- TASK TO COMPLETE: Transcribe each line of the material as it is, and drop any picture.
··········
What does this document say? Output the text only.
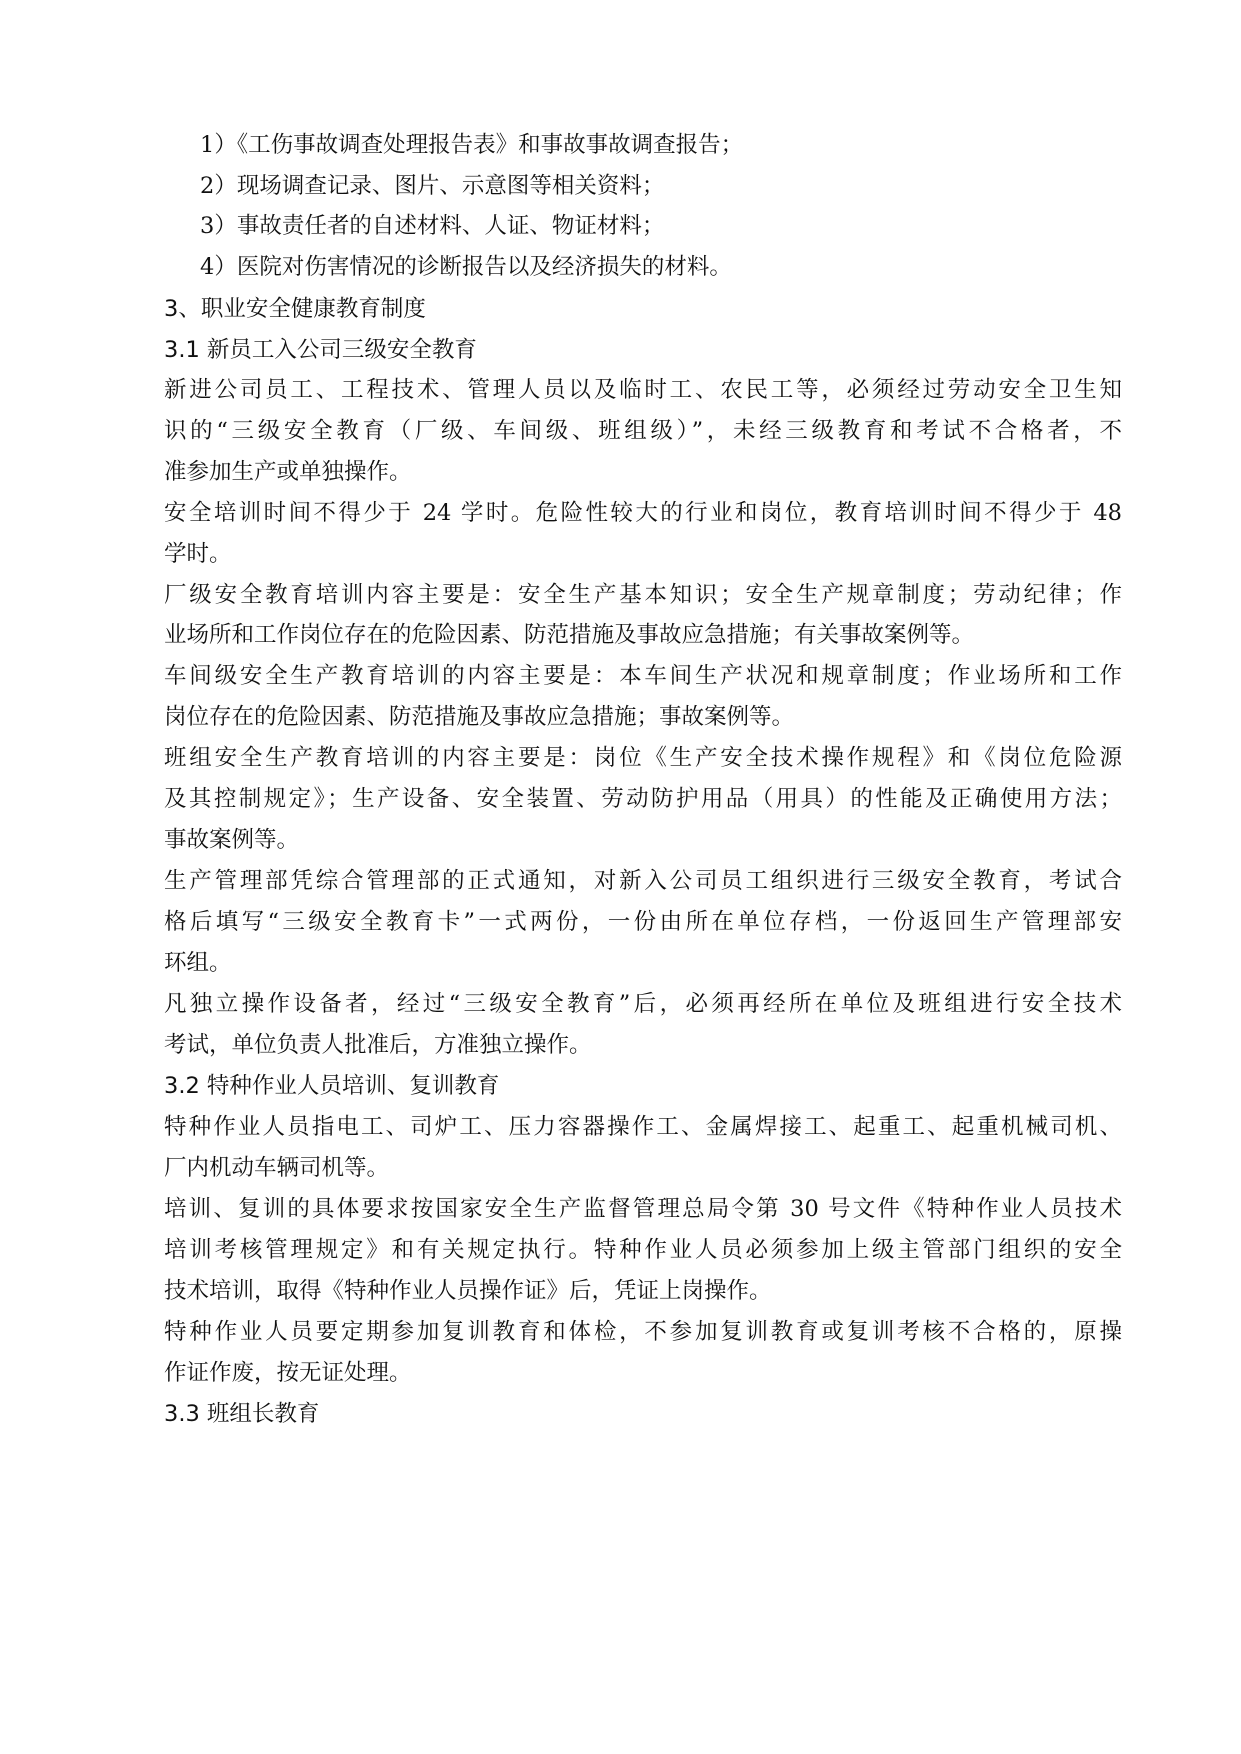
1）《工伤事故调查处理报告表》和事故事故调查报告；
2）现场调查记录、图片、示意图等相关资料；
3）事故责任者的自述材料、人证、物证材料；
4）医院对伤害情况的诊断报告以及经济损失的材料。
3、职业安全健康教育制度
3.1 新员工入公司三级安全教育
新进公司员工、工程技术、管理人员以及临时工、农民工等，必须经过劳动安全卫生知
识的“三级安全教育（厂级、车间级、班组级）”，未经三级教育和考试不合格者，不
准参加生产或单独操作。
安全培训时间不得少于 24 学时。危险性较大的行业和岗位，教育培训时间不得少于 48
学时。
厂级安全教育培训内容主要是：安全生产基本知识；安全生产规章制度；劳动纪律；作
业场所和工作岗位存在的危险因素、防范措施及事故应急措施；有关事故案例等。
车间级安全生产教育培训的内容主要是：本车间生产状况和规章制度；作业场所和工作
岗位存在的危险因素、防范措施及事故应急措施；事故案例等。
班组安全生产教育培训的内容主要是：岗位《生产安全技术操作规程》和《岗位危险源
及其控制规定》；生产设备、安全装置、劳动防护用品（用具）的性能及正确使用方法；
事故案例等。
生产管理部凭综合管理部的正式通知，对新入公司员工组织进行三级安全教育，考试合
格后填写“三级安全教育卡”一式两份，一份由所在单位存档，一份返回生产管理部安
环组。
凡独立操作设备者，经过“三级安全教育”后，必须再经所在单位及班组进行安全技术
考试，单位负责人批准后，方准独立操作。
3.2 特种作业人员培训、复训教育
特种作业人员指电工、司炉工、压力容器操作工、金属焊接工、起重工、起重机械司机、
厂内机动车辆司机等。
培训、复训的具体要求按国家安全生产监督管理总局令第 30 号文件《特种作业人员技术
培训考核管理规定》和有关规定执行。特种作业人员必须参加上级主管部门组织的安全
技术培训，取得《特种作业人员操作证》后，凭证上岗操作。
特种作业人员要定期参加复训教育和体检，不参加复训教育或复训考核不合格的，原操
作证作废，按无证处理。
3.3 班组长教育
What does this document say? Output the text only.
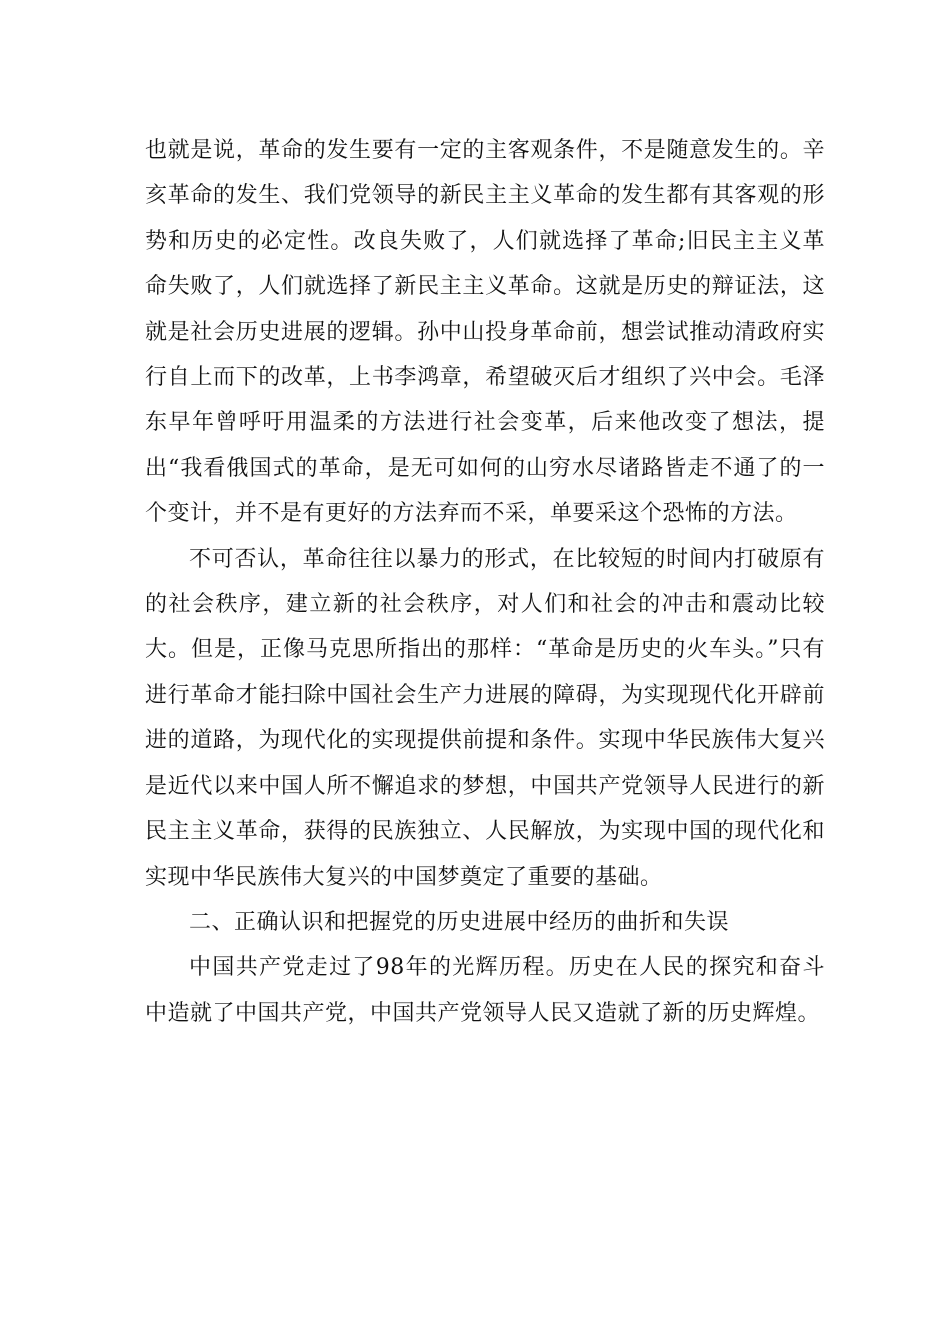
也就是说，革命的发生要有一定的主客观条件，不是随意发生的。辛亥革命的发生、我们党领导的新民主主义革命的发生都有其客观的形势和历史的必定性。改良失败了，人们就选择了革命;旧民主主义革命失败了，人们就选择了新民主主义革命。这就是历史的辩证法，这就是社会历史进展的逻辑。孙中山投身革命前，想尝试推动清政府实行自上而下的改革，上书李鸿章，希望破灭后才组织了兴中会。毛泽东早年曾呼吁用温柔的方法进行社会变革，后来他改变了想法，提出“我看俄国式的革命，是无可如何的山穷水尽诸路皆走不通了的一个变计，并不是有更好的方法弃而不采，单要采这个恐怖的方法。

不可否认，革命往往以暴力的形式，在比较短的时间内打破原有的社会秩序，建立新的社会秩序，对人们和社会的冲击和震动比较大。但是，正像马克思所指出的那样：“革命是历史的火车头。”只有进行革命才能扫除中国社会生产力进展的障碍，为实现现代化开辟前进的道路，为现代化的实现提供前提和条件。实现中华民族伟大复兴是近代以来中国人所不懈追求的梦想，中国共产党领导人民进行的新民主主义革命，获得的民族独立、人民解放，为实现中国的现代化和实现中华民族伟大复兴的中国梦奠定了重要的基础。

二、正确认识和把握党的历史进展中经历的曲折和失误

中国共产党走过了98年的光辉历程。历史在人民的探究和奋斗中造就了中国共产党，中国共产党领导人民又造就了新的历史辉煌。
··········
- OUTPUT BELOW:
What does this document say? Output the text only.
1）《工伤事故调查处理报告表》和事故事故调查报告；
2）现场调查记录、图片、示意图等相关资料；
3）事故责任者的自述材料、人证、物证材料；
4）医院对伤害情况的诊断报告以及经济损失的材料。
3、职业安全健康教育制度
3.1 新员工入公司三级安全教育
新进公司员工、工程技术、管理人员以及临时工、农民工等，必须经过劳动安全卫生知
识的“三级安全教育（厂级、车间级、班组级）”，未经三级教育和考试不合格者，不
准参加生产或单独操作。
安全培训时间不得少于 24 学时。危险性较大的行业和岗位，教育培训时间不得少于 48
学时。
厂级安全教育培训内容主要是：安全生产基本知识；安全生产规章制度；劳动纪律；作
业场所和工作岗位存在的危险因素、防范措施及事故应急措施；有关事故案例等。
车间级安全生产教育培训的内容主要是：本车间生产状况和规章制度；作业场所和工作
岗位存在的危险因素、防范措施及事故应急措施；事故案例等。
班组安全生产教育培训的内容主要是：岗位《生产安全技术操作规程》和《岗位危险源
及其控制规定》；生产设备、安全装置、劳动防护用品（用具）的性能及正确使用方法；
事故案例等。
生产管理部凭综合管理部的正式通知，对新入公司员工组织进行三级安全教育，考试合
格后填写“三级安全教育卡”一式两份，一份由所在单位存档，一份返回生产管理部安
环组。
凡独立操作设备者，经过“三级安全教育”后，必须再经所在单位及班组进行安全技术
考试，单位负责人批准后，方准独立操作。
3.2 特种作业人员培训、复训教育
特种作业人员指电工、司炉工、压力容器操作工、金属焊接工、起重工、起重机械司机、
厂内机动车辆司机等。
培训、复训的具体要求按国家安全生产监督管理总局令第 30 号文件《特种作业人员技术
培训考核管理规定》和有关规定执行。特种作业人员必须参加上级主管部门组织的安全
技术培训，取得《特种作业人员操作证》后，凭证上岗操作。
特种作业人员要定期参加复训教育和体检，不参加复训教育或复训考核不合格的，原操
作证作废，按无证处理。
3.3 班组长教育
What does this document say? Output the text only.
也就是说，革命的发生要有一定的主客观条件，不是随意发生的。辛亥革命的发生、我们党领导的新民主主义革命的发生都有其客观的形势和历史的必定性。改良失败了，人们就选择了革命;旧民主主义革命失败了，人们就选择了新民主主义革命。这就是历史的辩证法，这就是社会历史进展的逻辑。孙中山投身革命前，想尝试推动清政府实行自上而下的改革，上书李鸿章，希望破灭后才组织了兴中会。毛泽东早年曾呼吁用温柔的方法进行社会变革，后来他改变了想法，提出“我看俄国式的革命，是无可如何的山穷水尽诸路皆走不通了的一个变计，并不是有更好的方法弃而不采，单要采这个恐怖的方法。

不可否认，革命往往以暴力的形式，在比较短的时间内打破原有的社会秩序，建立新的社会秩序，对人们和社会的冲击和震动比较大。但是，正像马克思所指出的那样：“革命是历史的火车头。”只有进行革命才能扫除中国社会生产力进展的障碍，为实现现代化开辟前进的道路，为现代化的实现提供前提和条件。实现中华民族伟大复兴是近代以来中国人所不懈追求的梦想，中国共产党领导人民进行的新民主主义革命，获得的民族独立、人民解放，为实现中国的现代化和实现中华民族伟大复兴的中国梦奠定了重要的基础。

二、正确认识和把握党的历史进展中经历的曲折和失误

中国共产党走过了98年的光辉历程。历史在人民的探究和奋斗中造就了中国共产党，中国共产党领导人民又造就了新的历史辉煌。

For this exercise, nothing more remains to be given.